Records for the task start

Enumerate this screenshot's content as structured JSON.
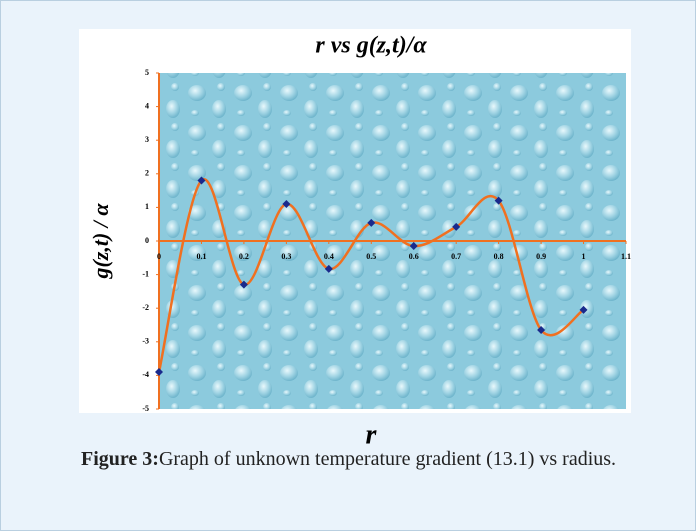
{
  "chart_data": {
    "type": "line",
    "title": "r vs g(z,t)/α",
    "x_label": "r",
    "y_label": "g(z,t) / α",
    "x": [
      0,
      0.1,
      0.2,
      0.3,
      0.4,
      0.5,
      0.6,
      0.7,
      0.8,
      0.9,
      1
    ],
    "values": [
      -3.9,
      1.8,
      -1.3,
      1.1,
      -0.83,
      0.54,
      -0.15,
      0.42,
      1.2,
      -2.65,
      -2.05
    ],
    "color": "#f07020",
    "marker_color": "#1a2a8c",
    "xlim": [
      0,
      1.1
    ],
    "xticks": [
      0,
      0.1,
      0.2,
      0.3,
      0.4,
      0.5,
      0.6,
      0.7,
      0.8,
      0.9,
      1,
      1.1
    ],
    "ylim": [
      -5,
      5
    ],
    "yticks": [
      -5,
      -4,
      -3,
      -2,
      -1,
      0,
      1,
      2,
      3,
      4,
      5
    ]
  },
  "caption": {
    "label": "Figure 3:",
    "text": "Graph of unknown temperature gradient (13.1) vs radius."
  }
}
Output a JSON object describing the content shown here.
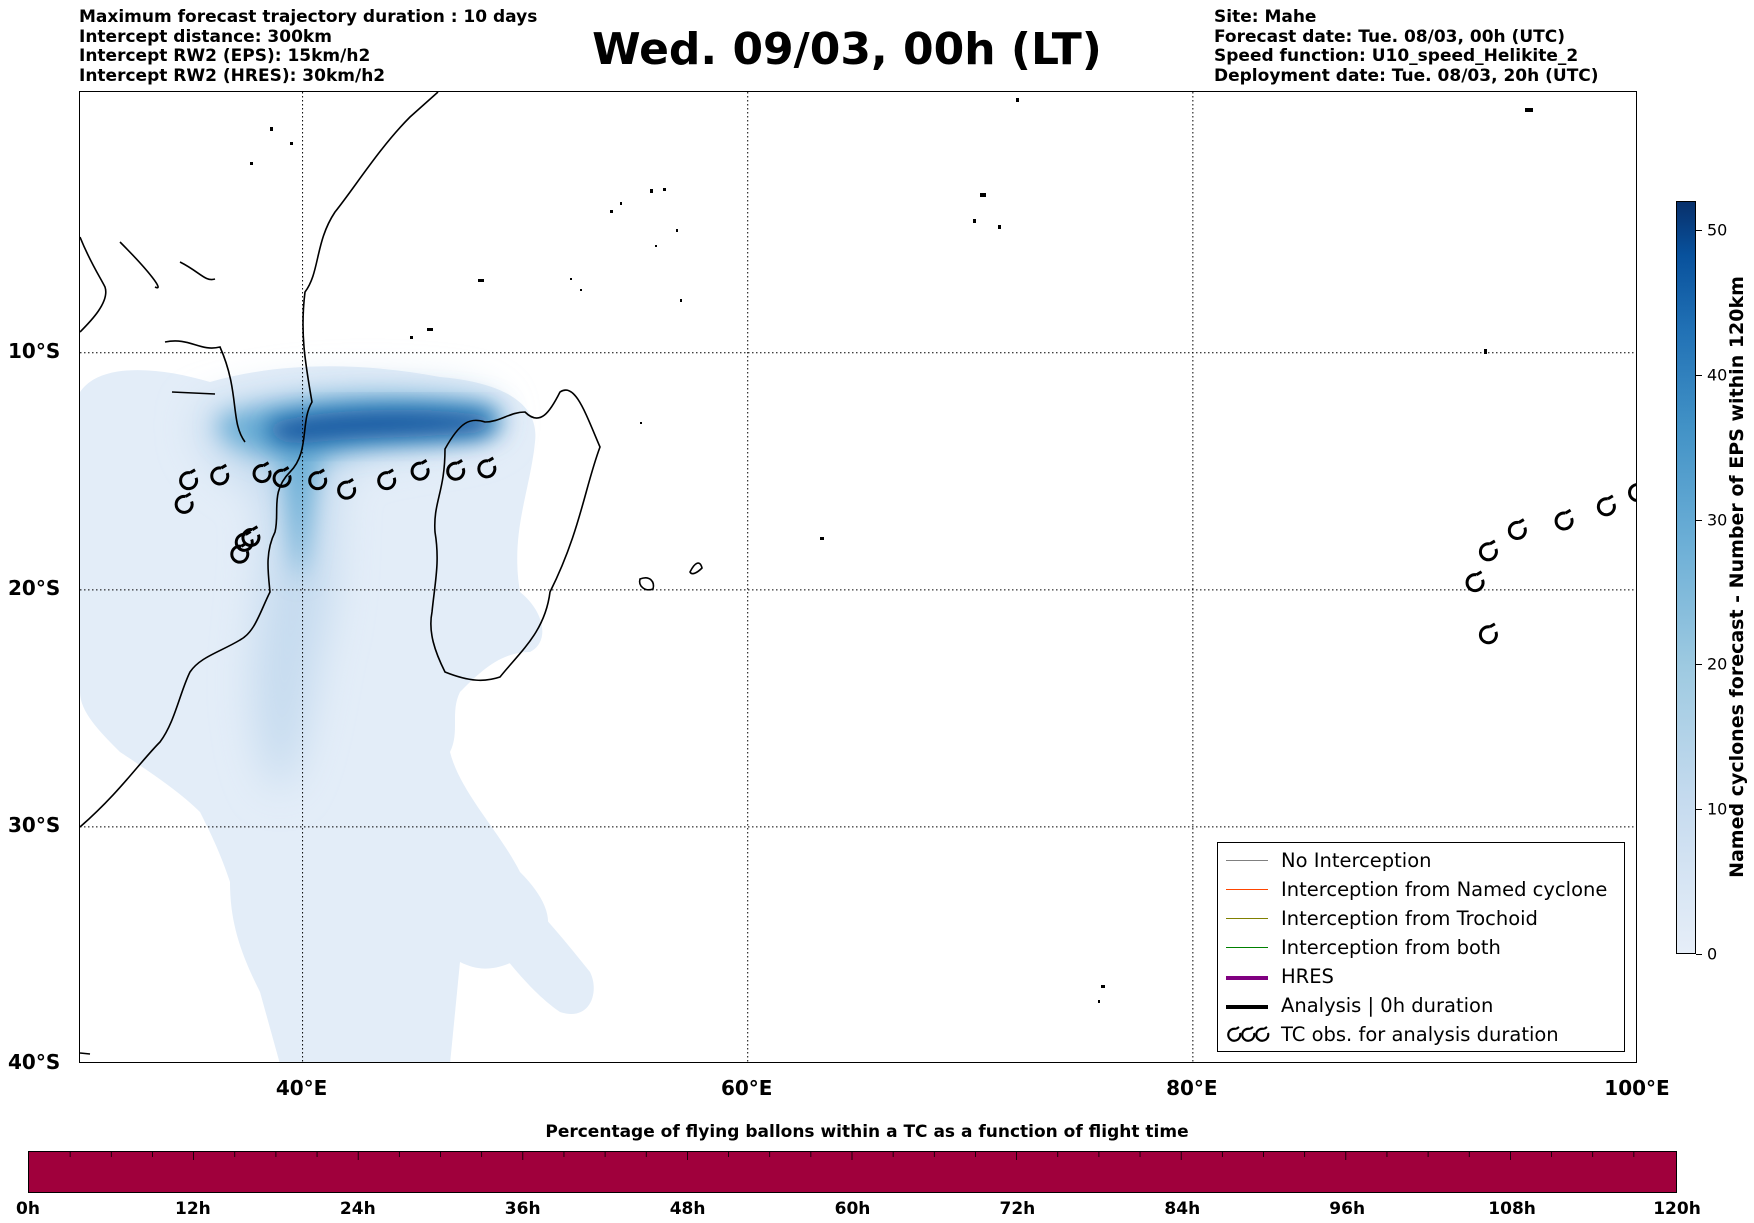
{
  "header_left": [
    "Maximum forecast trajectory duration : 10 days",
    "Intercept distance: 300km",
    "Intercept RW2 (EPS):  15km/h2",
    "Intercept RW2 (HRES): 30km/h2"
  ],
  "title": "Wed. 09/03, 00h (LT)",
  "header_right": [
    "Site: Mahe",
    "Forecast date: Tue. 08/03, 00h (UTC)",
    "Speed function: U10_speed_Helikite_2",
    "Deployment date: Tue. 08/03, 20h (UTC)"
  ],
  "map": {
    "lon_range": [
      30,
      100
    ],
    "lat_range": [
      -40,
      1
    ],
    "lat_labels": [
      {
        "text": "10°S",
        "lat": -10
      },
      {
        "text": "20°S",
        "lat": -20
      },
      {
        "text": "30°S",
        "lat": -30
      },
      {
        "text": "40°S",
        "lat": -40
      }
    ],
    "lon_labels": [
      {
        "text": "40°E",
        "lon": 40
      },
      {
        "text": "60°E",
        "lon": 60
      },
      {
        "text": "80°E",
        "lon": 80
      },
      {
        "text": "100°E",
        "lon": 100
      }
    ],
    "gridlines": "dotted",
    "tc_obs": [
      {
        "lon": 34.9,
        "lat": -15.4
      },
      {
        "lon": 36.3,
        "lat": -15.2
      },
      {
        "lon": 38.2,
        "lat": -15.1
      },
      {
        "lon": 39.1,
        "lat": -15.3
      },
      {
        "lon": 40.7,
        "lat": -15.4
      },
      {
        "lon": 42.0,
        "lat": -15.8
      },
      {
        "lon": 43.8,
        "lat": -15.4
      },
      {
        "lon": 45.3,
        "lat": -15.0
      },
      {
        "lon": 46.9,
        "lat": -15.0
      },
      {
        "lon": 48.3,
        "lat": -14.9
      },
      {
        "lon": 34.7,
        "lat": -16.4
      },
      {
        "lon": 37.7,
        "lat": -17.8
      },
      {
        "lon": 37.4,
        "lat": -18.0
      },
      {
        "lon": 37.2,
        "lat": -18.5
      },
      {
        "lon": 92.7,
        "lat": -19.7
      },
      {
        "lon": 93.3,
        "lat": -18.4
      },
      {
        "lon": 94.6,
        "lat": -17.5
      },
      {
        "lon": 96.7,
        "lat": -17.1
      },
      {
        "lon": 98.6,
        "lat": -16.5
      },
      {
        "lon": 100.0,
        "lat": -15.9
      },
      {
        "lon": 93.3,
        "lat": -21.9
      }
    ]
  },
  "legend": {
    "items": [
      {
        "label": "No Interception",
        "color": "#808080",
        "width": 1
      },
      {
        "label": "Interception from Named cyclone",
        "color": "#ff4500",
        "width": 1
      },
      {
        "label": "Interception from Trochoid",
        "color": "#808000",
        "width": 1
      },
      {
        "label": "Interception from both",
        "color": "#008000",
        "width": 1
      },
      {
        "label": "HRES",
        "color": "#800080",
        "width": 4
      },
      {
        "label": "Analysis | 0h duration",
        "color": "#000000",
        "width": 4
      },
      {
        "label": "TC obs. for analysis duration",
        "color": "#000000",
        "width": 0,
        "icon": "cyclone-symbols"
      }
    ]
  },
  "colorbar": {
    "title": "Named cyclones forecast - Number of EPS within 120km",
    "ticks": [
      "0",
      "10",
      "20",
      "30",
      "40",
      "50"
    ],
    "range": [
      0,
      52
    ]
  },
  "time_bar": {
    "title": "Percentage of flying ballons within a TC as a function of flight time",
    "color": "#a0003c",
    "ticks": [
      "0h",
      "12h",
      "24h",
      "36h",
      "48h",
      "60h",
      "72h",
      "84h",
      "96h",
      "108h",
      "120h"
    ]
  }
}
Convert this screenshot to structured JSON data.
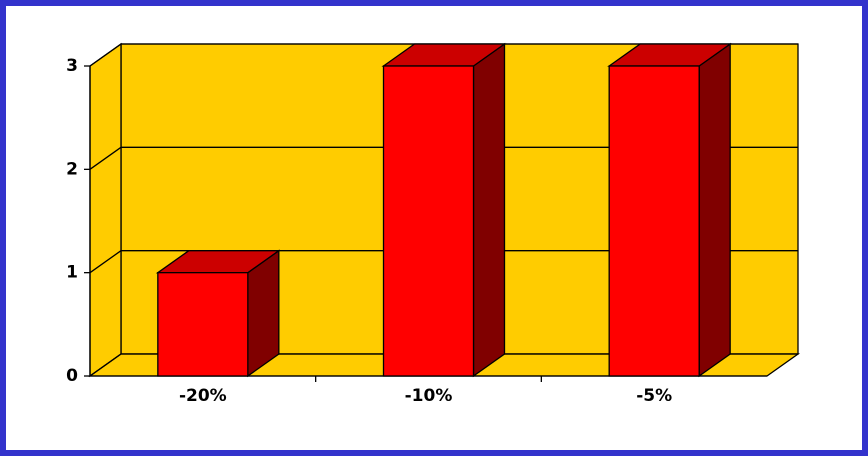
{
  "chart_data": {
    "type": "bar3d",
    "categories": [
      "-20%",
      "-10%",
      "-5%"
    ],
    "values": [
      1,
      3,
      3
    ],
    "color": "#ff0000",
    "ylim": [
      0,
      3
    ],
    "yticks": [
      0,
      1,
      2,
      3
    ],
    "grid": true
  }
}
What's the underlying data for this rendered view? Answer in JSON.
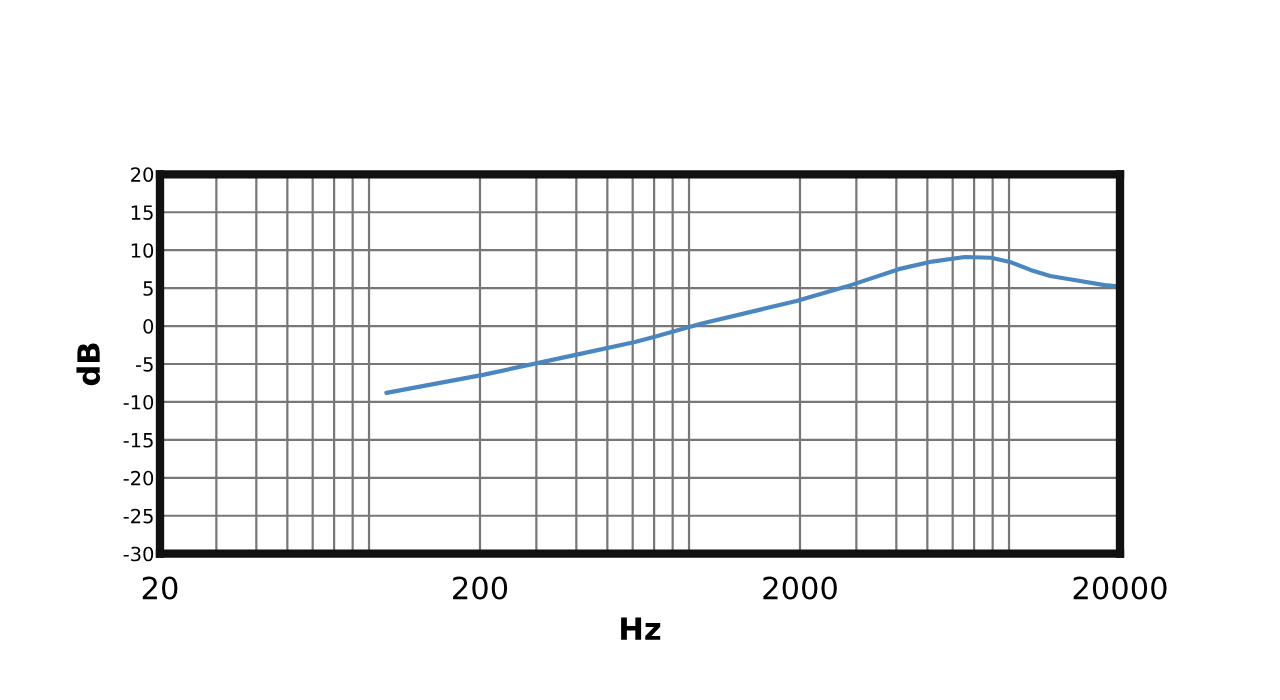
{
  "chart_data": {
    "type": "line",
    "xlabel": "Hz",
    "ylabel": "dB",
    "log": "x",
    "grid": true,
    "xlim": [
      20,
      20000
    ],
    "ylim": [
      -30,
      20
    ],
    "xticks": [
      20,
      {
        "value": 30,
        "label": null
      },
      {
        "value": 40,
        "label": null
      },
      {
        "value": 50,
        "label": null
      },
      {
        "value": 60,
        "label": null
      },
      {
        "value": 70,
        "label": null
      },
      {
        "value": 80,
        "label": null
      },
      {
        "value": 90,
        "label": null
      },
      200,
      {
        "value": 300,
        "label": null
      },
      {
        "value": 400,
        "label": null
      },
      {
        "value": 500,
        "label": null
      },
      {
        "value": 600,
        "label": null
      },
      {
        "value": 700,
        "label": null
      },
      {
        "value": 800,
        "label": null
      },
      {
        "value": 900,
        "label": null
      },
      2000,
      {
        "value": 3000,
        "label": null
      },
      {
        "value": 4000,
        "label": null
      },
      {
        "value": 5000,
        "label": null
      },
      {
        "value": 6000,
        "label": null
      },
      {
        "value": 7000,
        "label": null
      },
      {
        "value": 8000,
        "label": null
      },
      {
        "value": 9000,
        "label": null
      },
      20000
    ],
    "yticks": [
      -30,
      -25,
      -20,
      -15,
      -10,
      -5,
      0,
      5,
      10,
      15,
      20
    ],
    "series": [
      {
        "color": "#4a86c0",
        "x": [
          102,
          206,
          398,
          610,
          703,
          980,
          1950,
          2790,
          4070,
          5170,
          6550,
          7910,
          9130,
          10500,
          12100,
          14700,
          17900,
          20000
        ],
        "values": [
          -8.8,
          -6.4,
          -3.8,
          -2.1,
          -1.4,
          0.3,
          3.3,
          5.2,
          7.5,
          8.5,
          9.1,
          9.0,
          8.4,
          7.4,
          6.6,
          6.0,
          5.4,
          5.2
        ]
      }
    ]
  }
}
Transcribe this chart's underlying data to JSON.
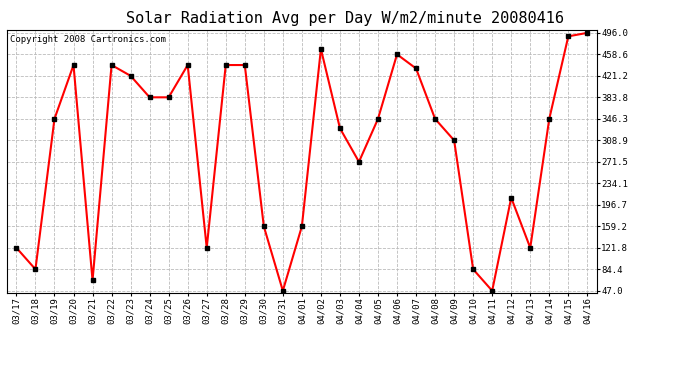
{
  "title": "Solar Radiation Avg per Day W/m2/minute 20080416",
  "copyright": "Copyright 2008 Cartronics.com",
  "dates": [
    "03/17",
    "03/18",
    "03/19",
    "03/20",
    "03/21",
    "03/22",
    "03/23",
    "03/24",
    "03/25",
    "03/26",
    "03/27",
    "03/28",
    "03/29",
    "03/30",
    "03/31",
    "04/01",
    "04/02",
    "04/03",
    "04/04",
    "04/05",
    "04/06",
    "04/07",
    "04/08",
    "04/09",
    "04/10",
    "04/11",
    "04/12",
    "04/13",
    "04/14",
    "04/15",
    "04/16"
  ],
  "values": [
    121.8,
    84.4,
    346.3,
    440.0,
    65.0,
    440.0,
    421.2,
    383.8,
    383.8,
    440.0,
    121.8,
    440.0,
    440.0,
    159.2,
    47.0,
    159.2,
    468.0,
    330.0,
    271.5,
    346.3,
    458.6,
    434.0,
    346.3,
    308.9,
    84.4,
    47.0,
    209.0,
    121.8,
    346.3,
    490.0,
    496.0
  ],
  "line_color": "#ff0000",
  "marker": "s",
  "marker_color": "#000000",
  "marker_size": 2.5,
  "bg_color": "#ffffff",
  "plot_bg_color": "#ffffff",
  "grid_color": "#bbbbbb",
  "grid_style": "--",
  "yticks": [
    47.0,
    84.4,
    121.8,
    159.2,
    196.7,
    234.1,
    271.5,
    308.9,
    346.3,
    383.8,
    421.2,
    458.6,
    496.0
  ],
  "ymin": 47.0,
  "ymax": 496.0,
  "title_fontsize": 11,
  "copyright_fontsize": 6.5,
  "tick_fontsize": 6.5,
  "line_width": 1.5
}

Records for the task end

[Directive]: Copy out each line of the entries that holds "structured".

[Exercise response]:
Enumerate this screenshot's content as structured JSON.
Convert this screenshot to structured JSON data.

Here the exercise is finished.